━━━ RECORD SET ━━━
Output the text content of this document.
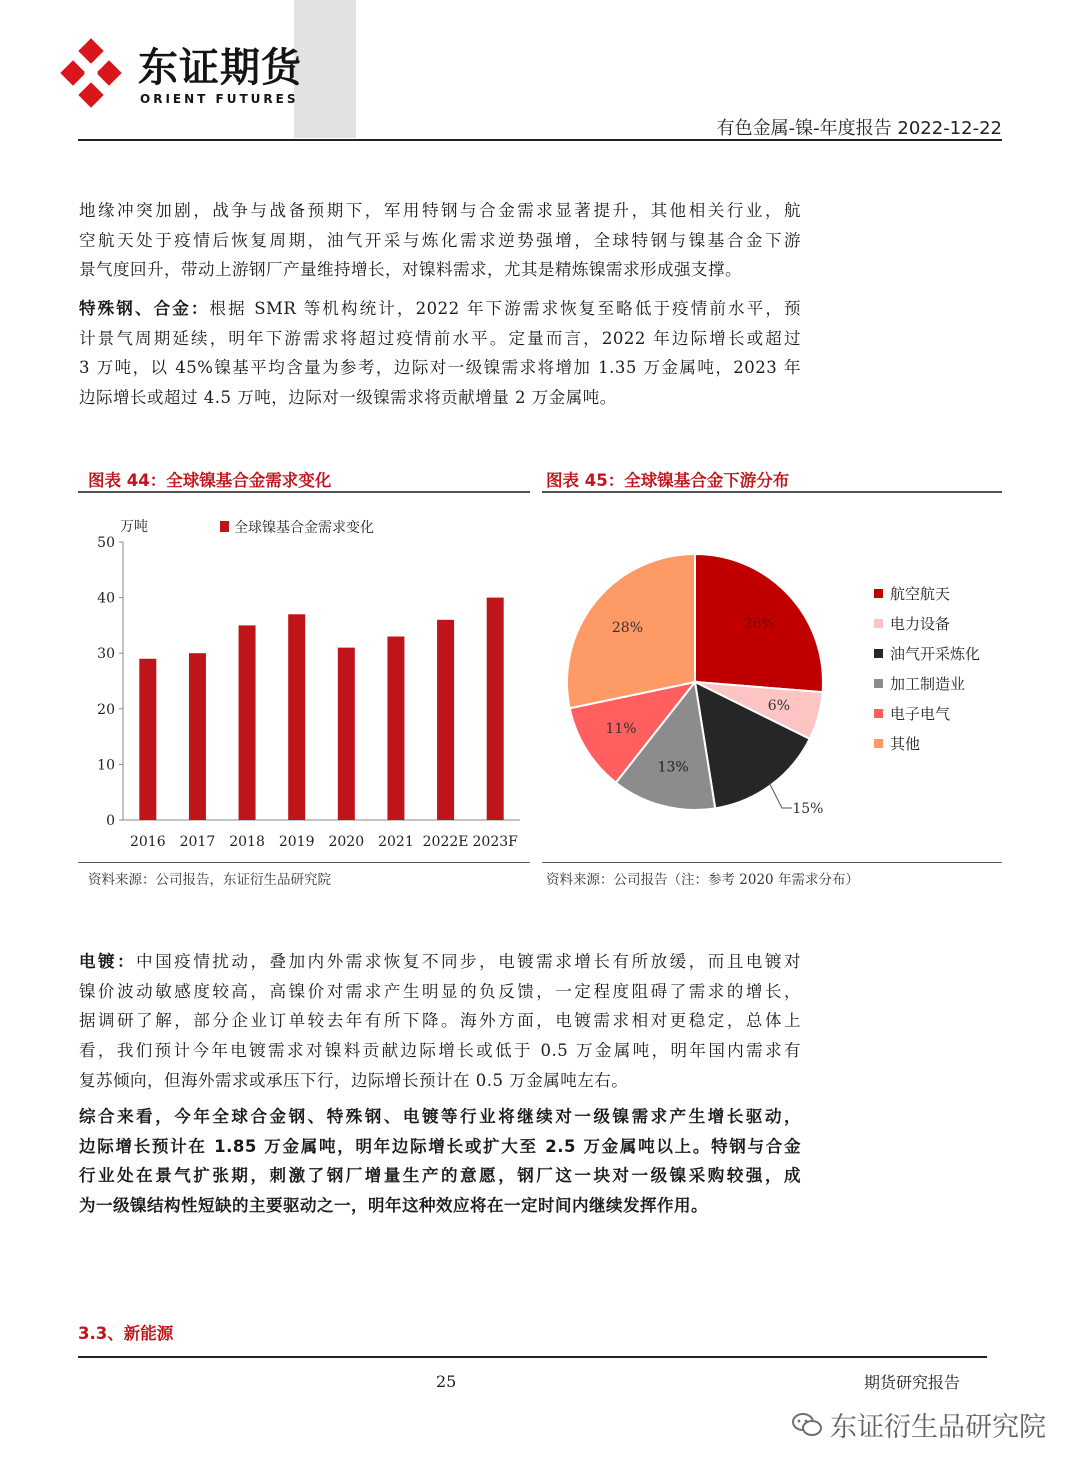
东证期货
ORIENT FUTURES
有色金属-镍-年度报告 2022-12-22
地缘冲突加剧，战争与战备预期下，军用特钢与合金需求显著提升，其他相关行业，航
空航天处于疫情后恢复周期，油气开采与炼化需求逆势强增，全球特钢与镍基合金下游
景气度回升，带动上游钢厂产量维持增长，对镍料需求，尤其是精炼镍需求形成强支撑。
特殊钢、合金：根据 SMR 等机构统计，2022 年下游需求恢复至略低于疫情前水平，预
计景气周期延续，明年下游需求将超过疫情前水平。定量而言，2022 年边际增长或超过
3 万吨，以 45%镍基平均含量为参考，边际对一级镍需求将增加 1.35 万金属吨，2023 年
边际增长或超过 4.5 万吨，边际对一级镍需求将贡献增量 2 万金属吨。
图表 44：全球镍基合金需求变化	图表 45：全球镍基合金下游分布
0
10
20
30
40
50
2016 2017 2018 2019 2020 2021 2022E 2023F
万吨	全球镍基合金需求变化
26%
6%
15%
13%
11%
28%
航空航天
电力设备
油气开采炼化
加工制造业
电子电气
其他
资料来源：公司报告，东证衍生品研究院	资料来源：公司报告（注：参考 2020 年需求分布）
电镀：中国疫情扰动，叠加内外需求恢复不同步，电镀需求增长有所放缓，而且电镀对
镍价波动敏感度较高，高镍价对需求产生明显的负反馈，一定程度阻碍了需求的增长，
据调研了解，部分企业订单较去年有所下降。海外方面，电镀需求相对更稳定，总体上
看，我们预计今年电镀需求对镍料贡献边际增长或低于 0.5 万金属吨，明年国内需求有
复苏倾向，但海外需求或承压下行，边际增长预计在 0.5 万金属吨左右。
综合来看，今年全球合金钢、特殊钢、电镀等行业将继续对一级镍需求产生增长驱动，
边际增长预计在 1.85 万金属吨，明年边际增长或扩大至 2.5 万金属吨以上。特钢与合金
行业处在景气扩张期，刺激了钢厂增量生产的意愿，钢厂这一块对一级镍采购较强，成
为一级镍结构性短缺的主要驱动之一，明年这种效应将在一定时间内继续发挥作用。
3.3、新能源
25	期货研究报告
东证衍生品研究院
━━━
| GOAL OF THE EXERCISE |
Of the lines in the data, how many hold the string "边际增长预计在"? State the number, nothing else.

| ANSWER |
2